» **STATED PROBLEM**
What follows is a block of records; restate each one word for word.

┌──

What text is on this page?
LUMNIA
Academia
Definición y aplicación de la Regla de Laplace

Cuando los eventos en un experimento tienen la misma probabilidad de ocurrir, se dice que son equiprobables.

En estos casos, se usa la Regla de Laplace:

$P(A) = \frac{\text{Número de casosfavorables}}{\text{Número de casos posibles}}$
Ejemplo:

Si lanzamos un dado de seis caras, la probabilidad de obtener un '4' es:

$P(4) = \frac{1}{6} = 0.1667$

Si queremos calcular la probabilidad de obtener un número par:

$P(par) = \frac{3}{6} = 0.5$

└──

» **THE COMPLETED TASK**
What text is on this page?
LUMNIA
Academia
Definición y aplicación de la Regla de Laplace

Cuando los eventos en un experimento tienen la misma probabilidad de ocurrir, se dice que son equiprobables.

En estos casos, se usa la Regla de Laplace:

$P(A) = \frac{\text{Número de casosfavorables}}{\text{Número de casos posibles}}$
Ejemplo:

Si lanzamos un dado de seis caras, la probabilidad de obtener un '4' es:

$P(4) = \frac{1}{6} = 0.1667$

Si queremos calcular la probabilidad de obtener un número par:

$P(par) = \frac{3}{6} = 0.5$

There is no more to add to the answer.